Copy, from the entries below, each line where the word "autem" can be found.

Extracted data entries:
======
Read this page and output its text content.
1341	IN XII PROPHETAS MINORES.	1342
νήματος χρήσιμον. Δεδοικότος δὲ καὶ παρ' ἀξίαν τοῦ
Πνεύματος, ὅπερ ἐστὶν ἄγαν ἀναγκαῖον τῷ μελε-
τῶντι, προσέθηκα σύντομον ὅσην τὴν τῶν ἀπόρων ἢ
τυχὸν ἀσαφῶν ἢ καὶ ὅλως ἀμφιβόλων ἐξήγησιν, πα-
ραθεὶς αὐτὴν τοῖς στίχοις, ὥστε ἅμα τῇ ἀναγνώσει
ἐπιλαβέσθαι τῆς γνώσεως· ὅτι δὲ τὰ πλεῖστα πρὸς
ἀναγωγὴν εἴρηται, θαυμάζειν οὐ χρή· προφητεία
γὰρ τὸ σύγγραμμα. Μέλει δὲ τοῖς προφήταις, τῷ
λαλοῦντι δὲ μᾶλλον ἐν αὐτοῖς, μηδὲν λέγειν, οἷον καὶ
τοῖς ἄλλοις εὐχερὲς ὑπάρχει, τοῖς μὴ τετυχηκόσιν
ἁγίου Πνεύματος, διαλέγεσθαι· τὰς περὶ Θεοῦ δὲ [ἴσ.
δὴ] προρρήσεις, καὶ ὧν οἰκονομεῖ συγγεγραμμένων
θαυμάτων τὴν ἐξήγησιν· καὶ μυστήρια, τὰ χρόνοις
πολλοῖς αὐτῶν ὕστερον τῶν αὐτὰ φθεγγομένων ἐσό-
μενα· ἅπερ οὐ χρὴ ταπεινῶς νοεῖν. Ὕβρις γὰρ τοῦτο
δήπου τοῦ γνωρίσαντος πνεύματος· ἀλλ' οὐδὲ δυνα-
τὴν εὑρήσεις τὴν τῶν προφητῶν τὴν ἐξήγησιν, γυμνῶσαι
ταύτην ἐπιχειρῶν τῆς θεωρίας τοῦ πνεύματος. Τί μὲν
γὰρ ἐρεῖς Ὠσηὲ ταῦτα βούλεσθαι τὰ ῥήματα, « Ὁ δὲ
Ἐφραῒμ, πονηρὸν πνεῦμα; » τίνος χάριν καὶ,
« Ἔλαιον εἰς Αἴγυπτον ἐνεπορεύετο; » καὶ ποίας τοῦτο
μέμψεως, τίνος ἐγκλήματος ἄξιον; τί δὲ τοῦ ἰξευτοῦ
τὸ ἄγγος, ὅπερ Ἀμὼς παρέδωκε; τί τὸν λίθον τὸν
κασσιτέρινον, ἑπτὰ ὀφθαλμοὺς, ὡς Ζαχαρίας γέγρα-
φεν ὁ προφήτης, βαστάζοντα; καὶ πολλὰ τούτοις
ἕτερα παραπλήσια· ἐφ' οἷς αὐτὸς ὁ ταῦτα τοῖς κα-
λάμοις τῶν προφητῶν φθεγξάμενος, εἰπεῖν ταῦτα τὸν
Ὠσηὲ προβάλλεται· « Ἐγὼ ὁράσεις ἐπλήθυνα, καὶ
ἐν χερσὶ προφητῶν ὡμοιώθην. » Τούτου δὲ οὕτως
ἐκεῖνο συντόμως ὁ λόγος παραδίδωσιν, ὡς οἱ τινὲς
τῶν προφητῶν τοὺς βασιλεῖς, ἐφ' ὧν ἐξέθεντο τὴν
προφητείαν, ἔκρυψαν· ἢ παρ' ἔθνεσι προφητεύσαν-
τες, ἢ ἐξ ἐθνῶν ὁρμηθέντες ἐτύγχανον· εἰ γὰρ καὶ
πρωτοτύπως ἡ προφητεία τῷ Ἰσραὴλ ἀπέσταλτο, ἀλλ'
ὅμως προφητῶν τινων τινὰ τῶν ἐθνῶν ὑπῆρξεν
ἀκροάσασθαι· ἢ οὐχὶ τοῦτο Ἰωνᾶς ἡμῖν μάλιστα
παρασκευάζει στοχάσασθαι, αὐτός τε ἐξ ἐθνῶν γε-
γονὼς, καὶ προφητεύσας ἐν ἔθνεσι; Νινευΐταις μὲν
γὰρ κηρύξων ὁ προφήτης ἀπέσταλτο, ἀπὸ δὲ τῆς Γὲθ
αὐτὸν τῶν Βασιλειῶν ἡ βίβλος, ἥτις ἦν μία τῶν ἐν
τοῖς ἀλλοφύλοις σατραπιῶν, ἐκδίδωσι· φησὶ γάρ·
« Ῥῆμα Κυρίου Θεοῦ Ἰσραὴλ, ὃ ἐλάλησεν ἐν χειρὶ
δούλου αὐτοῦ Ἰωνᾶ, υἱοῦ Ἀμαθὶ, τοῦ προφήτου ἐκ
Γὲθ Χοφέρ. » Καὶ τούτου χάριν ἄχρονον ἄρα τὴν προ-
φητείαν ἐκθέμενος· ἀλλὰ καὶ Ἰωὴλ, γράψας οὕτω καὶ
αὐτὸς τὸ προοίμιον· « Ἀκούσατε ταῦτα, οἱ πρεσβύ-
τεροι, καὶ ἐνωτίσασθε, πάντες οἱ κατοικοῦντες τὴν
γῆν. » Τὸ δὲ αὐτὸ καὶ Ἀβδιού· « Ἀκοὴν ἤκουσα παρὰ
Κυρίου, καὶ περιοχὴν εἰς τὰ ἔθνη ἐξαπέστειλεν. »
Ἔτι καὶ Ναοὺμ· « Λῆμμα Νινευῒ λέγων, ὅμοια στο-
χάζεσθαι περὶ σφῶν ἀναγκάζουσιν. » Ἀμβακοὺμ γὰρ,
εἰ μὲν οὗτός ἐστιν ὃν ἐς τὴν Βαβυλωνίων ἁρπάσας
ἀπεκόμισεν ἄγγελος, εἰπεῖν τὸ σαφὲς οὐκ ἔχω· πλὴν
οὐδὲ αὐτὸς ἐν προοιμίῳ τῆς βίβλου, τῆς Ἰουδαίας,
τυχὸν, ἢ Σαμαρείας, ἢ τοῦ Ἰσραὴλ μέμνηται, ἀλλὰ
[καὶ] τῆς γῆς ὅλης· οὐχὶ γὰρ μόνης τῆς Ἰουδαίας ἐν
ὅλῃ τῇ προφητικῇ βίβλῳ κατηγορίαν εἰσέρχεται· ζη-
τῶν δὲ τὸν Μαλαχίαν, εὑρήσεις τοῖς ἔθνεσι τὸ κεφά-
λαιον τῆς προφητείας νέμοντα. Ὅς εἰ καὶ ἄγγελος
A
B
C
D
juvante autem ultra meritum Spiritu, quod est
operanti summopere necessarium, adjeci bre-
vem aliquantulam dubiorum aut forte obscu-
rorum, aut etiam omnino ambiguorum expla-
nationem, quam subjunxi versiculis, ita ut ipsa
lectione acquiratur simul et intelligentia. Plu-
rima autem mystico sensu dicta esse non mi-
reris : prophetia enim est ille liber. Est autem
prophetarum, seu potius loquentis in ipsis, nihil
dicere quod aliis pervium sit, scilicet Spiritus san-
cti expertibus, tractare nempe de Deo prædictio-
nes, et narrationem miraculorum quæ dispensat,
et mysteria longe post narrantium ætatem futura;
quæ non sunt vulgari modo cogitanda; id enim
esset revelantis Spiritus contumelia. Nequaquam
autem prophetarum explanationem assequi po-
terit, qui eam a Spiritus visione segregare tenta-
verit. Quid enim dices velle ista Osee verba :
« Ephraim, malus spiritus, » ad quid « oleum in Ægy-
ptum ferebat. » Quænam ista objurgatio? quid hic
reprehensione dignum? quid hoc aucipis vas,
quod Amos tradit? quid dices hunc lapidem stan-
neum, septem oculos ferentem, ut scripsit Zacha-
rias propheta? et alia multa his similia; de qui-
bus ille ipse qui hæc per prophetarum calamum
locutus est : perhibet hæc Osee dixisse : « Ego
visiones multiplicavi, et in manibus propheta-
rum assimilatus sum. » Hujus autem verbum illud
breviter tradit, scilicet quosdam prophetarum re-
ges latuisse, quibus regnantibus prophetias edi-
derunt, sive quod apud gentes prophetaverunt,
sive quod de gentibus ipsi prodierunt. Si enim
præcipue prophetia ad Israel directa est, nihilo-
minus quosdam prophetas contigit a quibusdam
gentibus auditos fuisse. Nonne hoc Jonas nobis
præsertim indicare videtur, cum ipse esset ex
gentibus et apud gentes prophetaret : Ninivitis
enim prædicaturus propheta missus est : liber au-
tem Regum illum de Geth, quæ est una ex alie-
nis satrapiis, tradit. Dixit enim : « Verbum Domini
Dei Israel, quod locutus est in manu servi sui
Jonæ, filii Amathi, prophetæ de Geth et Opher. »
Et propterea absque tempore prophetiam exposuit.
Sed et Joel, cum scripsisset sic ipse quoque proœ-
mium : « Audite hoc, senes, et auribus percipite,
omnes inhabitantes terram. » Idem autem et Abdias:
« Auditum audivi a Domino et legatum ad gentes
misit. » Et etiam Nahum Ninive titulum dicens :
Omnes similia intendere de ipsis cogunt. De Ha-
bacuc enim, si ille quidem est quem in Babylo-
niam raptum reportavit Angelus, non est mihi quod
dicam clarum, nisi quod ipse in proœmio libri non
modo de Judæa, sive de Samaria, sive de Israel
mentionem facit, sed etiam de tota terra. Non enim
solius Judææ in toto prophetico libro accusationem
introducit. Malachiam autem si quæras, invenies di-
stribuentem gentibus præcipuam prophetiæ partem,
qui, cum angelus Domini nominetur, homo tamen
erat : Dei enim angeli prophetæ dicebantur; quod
======
§ Task solution:
juvante autem ultra meritum Spiritu, quod est
rima autem mystico sensu dicta esse non mi-
reris : prophetia enim est ille liber. Est autem
autem prophetarum explanationem assequi po-
rum assimilatus sum. » Hujus autem verbum illud
omnes inhabitantes terram. » Idem autem et Abdias:
introducit. Malachiam autem si quæras, invenies di-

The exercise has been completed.